Task brief:
Answer with the number of lines in the listing below that contain the word "JSON", and nothing else.
## BEGIN Entries supplied
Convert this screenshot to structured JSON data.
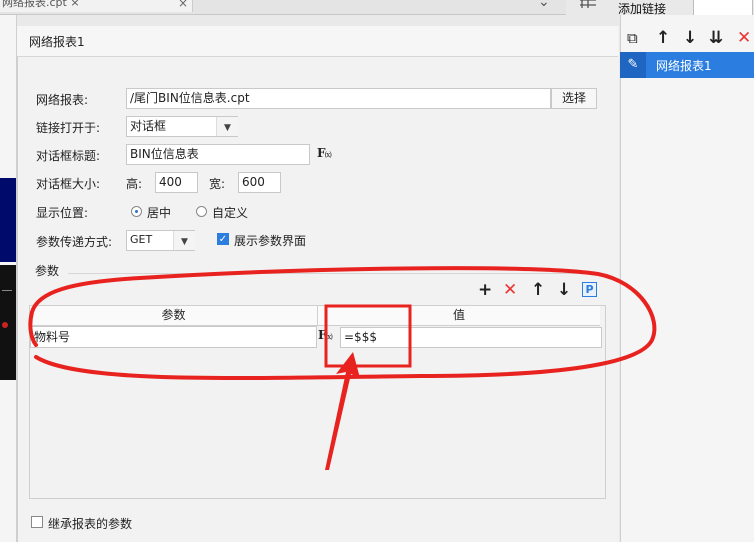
{
  "top_tab": {
    "label": "网络报表.cpt ×",
    "close": "×",
    "menu_glyph": "⌄"
  },
  "right_panel": {
    "title": "添加链接",
    "toolbar": {
      "copy": "⧉",
      "up": "↑",
      "down": "↓",
      "sort": "⇊",
      "delete": "✕"
    },
    "items": [
      {
        "label": "网络报表1",
        "icon": "edit-icon"
      }
    ]
  },
  "dialog": {
    "title": "网络报表1",
    "report": {
      "label": "网络报表:",
      "value": "/尾门BIN位信息表.cpt",
      "button": "选择"
    },
    "open_in": {
      "label": "链接打开于:",
      "value": "对话框"
    },
    "dialog_title": {
      "label": "对话框标题:",
      "value": "BIN位信息表",
      "fx": "F"
    },
    "dialog_size": {
      "label": "对话框大小:",
      "height_label": "高:",
      "height": "400",
      "width_label": "宽:",
      "width": "600"
    },
    "position": {
      "label": "显示位置:",
      "options": [
        {
          "label": "居中",
          "checked": true
        },
        {
          "label": "自定义",
          "checked": false
        }
      ]
    },
    "method": {
      "label": "参数传递方式:",
      "value": "GET",
      "show_param_ui": {
        "label": "展示参数界面",
        "checked": true
      }
    },
    "params": {
      "section_label": "参数",
      "toolbar": {
        "add": "+",
        "delete": "✕",
        "up": "↑",
        "down": "↓",
        "p": "P"
      },
      "columns": [
        "参数",
        "值"
      ],
      "rows": [
        {
          "name": "物料号",
          "value": "=$$$"
        }
      ]
    },
    "inherit": {
      "label": "继承报表的参数",
      "checked": false
    }
  },
  "colors": {
    "accent": "#2b7de0",
    "annotation": "#e8231f"
  }
}
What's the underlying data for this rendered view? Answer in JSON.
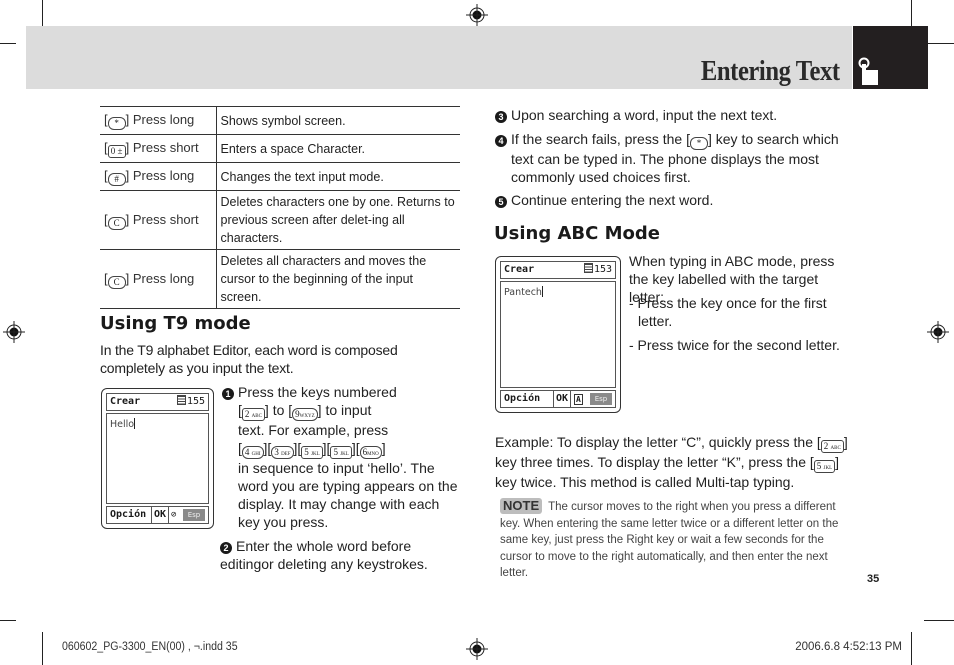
## END Entries supplied
Completed exercise:
2